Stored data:
════════════════

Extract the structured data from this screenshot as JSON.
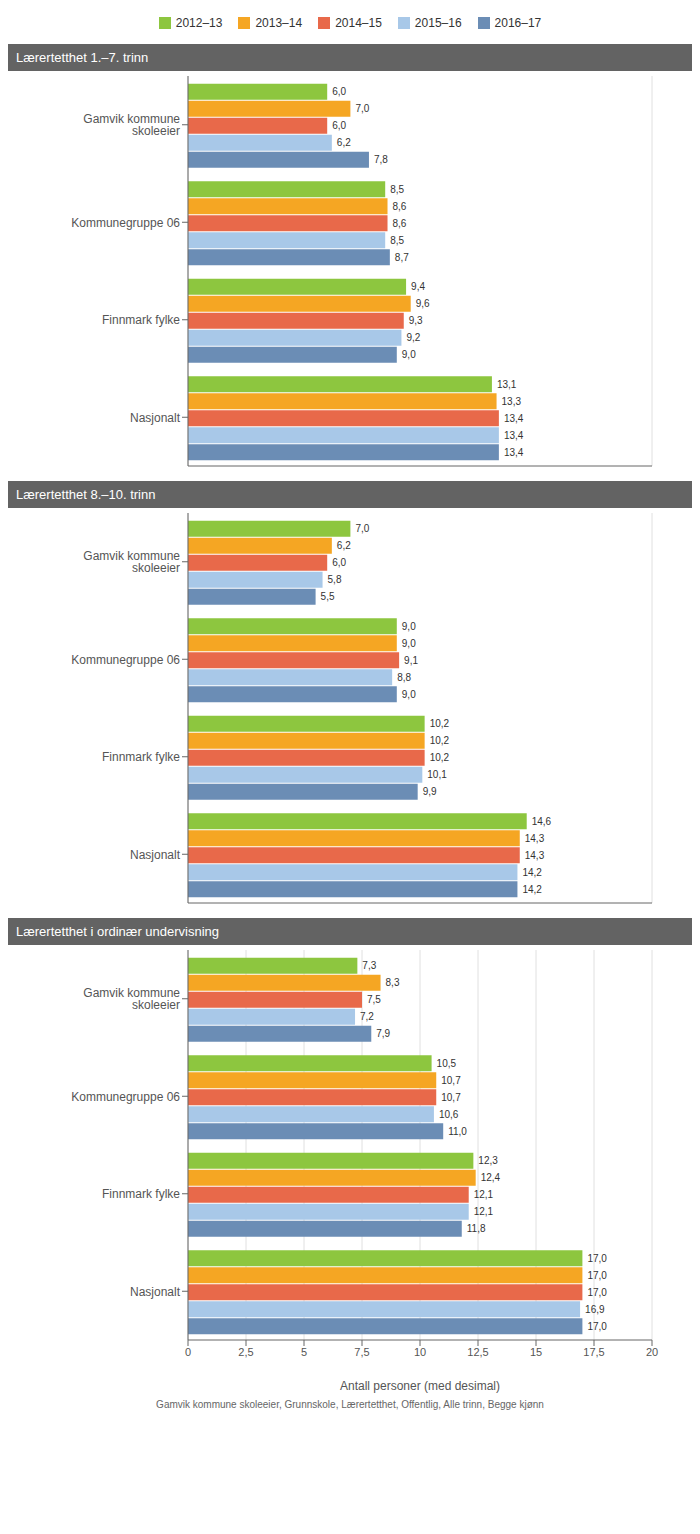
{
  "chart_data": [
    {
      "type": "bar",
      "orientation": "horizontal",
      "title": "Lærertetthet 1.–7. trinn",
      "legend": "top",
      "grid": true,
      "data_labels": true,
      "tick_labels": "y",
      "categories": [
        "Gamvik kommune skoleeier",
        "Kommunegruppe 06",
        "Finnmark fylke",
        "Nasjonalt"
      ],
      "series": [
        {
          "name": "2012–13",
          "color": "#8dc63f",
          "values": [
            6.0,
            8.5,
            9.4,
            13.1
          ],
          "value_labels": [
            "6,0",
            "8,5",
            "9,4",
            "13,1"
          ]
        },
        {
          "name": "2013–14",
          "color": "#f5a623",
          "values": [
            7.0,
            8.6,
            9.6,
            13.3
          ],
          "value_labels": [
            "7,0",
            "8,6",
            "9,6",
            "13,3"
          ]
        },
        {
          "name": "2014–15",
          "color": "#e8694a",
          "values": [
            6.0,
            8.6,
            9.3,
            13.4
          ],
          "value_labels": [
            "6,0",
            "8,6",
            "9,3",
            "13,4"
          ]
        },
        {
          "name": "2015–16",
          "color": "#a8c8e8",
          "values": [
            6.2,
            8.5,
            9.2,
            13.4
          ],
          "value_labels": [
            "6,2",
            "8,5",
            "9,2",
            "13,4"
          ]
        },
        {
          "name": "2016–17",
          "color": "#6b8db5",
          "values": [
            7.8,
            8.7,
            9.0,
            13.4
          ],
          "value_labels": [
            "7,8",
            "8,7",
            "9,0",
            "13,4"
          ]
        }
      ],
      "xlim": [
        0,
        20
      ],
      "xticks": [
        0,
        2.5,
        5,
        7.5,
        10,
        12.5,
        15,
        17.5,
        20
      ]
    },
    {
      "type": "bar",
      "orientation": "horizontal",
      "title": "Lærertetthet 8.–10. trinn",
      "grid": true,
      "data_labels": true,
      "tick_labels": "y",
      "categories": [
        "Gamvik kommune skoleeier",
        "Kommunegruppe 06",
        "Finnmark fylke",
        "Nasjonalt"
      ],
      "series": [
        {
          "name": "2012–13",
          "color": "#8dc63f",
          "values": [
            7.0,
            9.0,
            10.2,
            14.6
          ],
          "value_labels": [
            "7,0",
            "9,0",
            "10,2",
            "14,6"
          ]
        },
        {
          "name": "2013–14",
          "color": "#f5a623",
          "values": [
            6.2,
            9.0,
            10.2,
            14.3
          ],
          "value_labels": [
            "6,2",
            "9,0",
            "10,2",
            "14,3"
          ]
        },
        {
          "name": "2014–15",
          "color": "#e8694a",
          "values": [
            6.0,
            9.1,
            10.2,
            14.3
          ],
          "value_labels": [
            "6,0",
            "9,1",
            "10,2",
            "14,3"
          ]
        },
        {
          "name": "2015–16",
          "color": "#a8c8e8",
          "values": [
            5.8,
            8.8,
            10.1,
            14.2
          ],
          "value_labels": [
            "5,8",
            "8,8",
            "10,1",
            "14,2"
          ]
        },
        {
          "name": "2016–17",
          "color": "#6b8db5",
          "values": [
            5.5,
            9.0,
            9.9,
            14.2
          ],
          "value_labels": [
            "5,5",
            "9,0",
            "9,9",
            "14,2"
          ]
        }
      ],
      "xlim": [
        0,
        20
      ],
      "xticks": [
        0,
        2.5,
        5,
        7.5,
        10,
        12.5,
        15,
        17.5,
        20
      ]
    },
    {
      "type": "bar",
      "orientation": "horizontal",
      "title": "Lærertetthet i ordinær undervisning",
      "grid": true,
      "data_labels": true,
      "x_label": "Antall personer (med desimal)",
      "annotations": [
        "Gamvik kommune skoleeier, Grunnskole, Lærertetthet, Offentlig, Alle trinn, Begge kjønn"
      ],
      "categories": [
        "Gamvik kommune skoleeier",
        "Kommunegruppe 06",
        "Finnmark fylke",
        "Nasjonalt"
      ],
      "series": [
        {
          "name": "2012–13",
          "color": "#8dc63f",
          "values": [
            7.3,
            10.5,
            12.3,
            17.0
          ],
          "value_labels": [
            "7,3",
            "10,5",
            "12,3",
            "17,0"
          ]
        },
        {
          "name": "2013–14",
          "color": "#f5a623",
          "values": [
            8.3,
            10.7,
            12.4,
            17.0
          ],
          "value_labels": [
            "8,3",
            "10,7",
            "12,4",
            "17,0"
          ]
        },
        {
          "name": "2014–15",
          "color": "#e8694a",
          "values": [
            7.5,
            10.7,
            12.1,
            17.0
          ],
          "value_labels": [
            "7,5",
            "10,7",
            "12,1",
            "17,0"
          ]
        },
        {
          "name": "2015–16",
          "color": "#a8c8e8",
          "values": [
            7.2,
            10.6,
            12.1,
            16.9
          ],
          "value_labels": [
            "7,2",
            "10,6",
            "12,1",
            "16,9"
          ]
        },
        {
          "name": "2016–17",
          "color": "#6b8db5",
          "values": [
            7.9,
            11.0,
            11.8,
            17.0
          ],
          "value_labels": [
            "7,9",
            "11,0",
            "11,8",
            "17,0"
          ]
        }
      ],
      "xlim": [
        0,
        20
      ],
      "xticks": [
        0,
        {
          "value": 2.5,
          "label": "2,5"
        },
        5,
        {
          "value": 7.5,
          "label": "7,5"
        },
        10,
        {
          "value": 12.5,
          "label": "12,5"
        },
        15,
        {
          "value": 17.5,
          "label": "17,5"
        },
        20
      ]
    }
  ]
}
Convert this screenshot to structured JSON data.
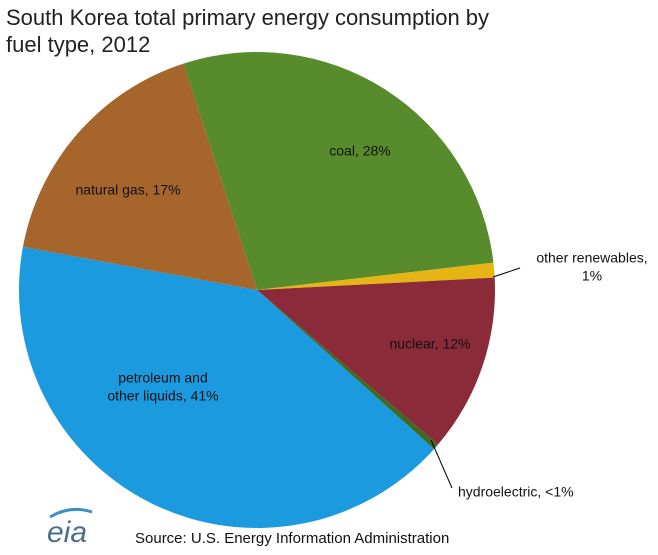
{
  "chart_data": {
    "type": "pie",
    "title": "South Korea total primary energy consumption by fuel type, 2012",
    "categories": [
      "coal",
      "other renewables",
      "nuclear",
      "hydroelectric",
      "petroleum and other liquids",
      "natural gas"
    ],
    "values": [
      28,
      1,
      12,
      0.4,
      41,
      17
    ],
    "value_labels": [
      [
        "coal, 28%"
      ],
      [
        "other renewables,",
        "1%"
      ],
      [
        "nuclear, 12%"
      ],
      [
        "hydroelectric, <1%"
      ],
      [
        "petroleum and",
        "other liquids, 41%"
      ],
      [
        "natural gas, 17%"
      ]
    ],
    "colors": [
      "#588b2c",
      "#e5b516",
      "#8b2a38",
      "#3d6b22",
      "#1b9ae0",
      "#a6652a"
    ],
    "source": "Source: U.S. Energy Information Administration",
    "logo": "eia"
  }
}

════════════════

## Work to be completed
Give the number of lines above in which the word "other" occurs, with nothing else.

## Answer to the exercise
4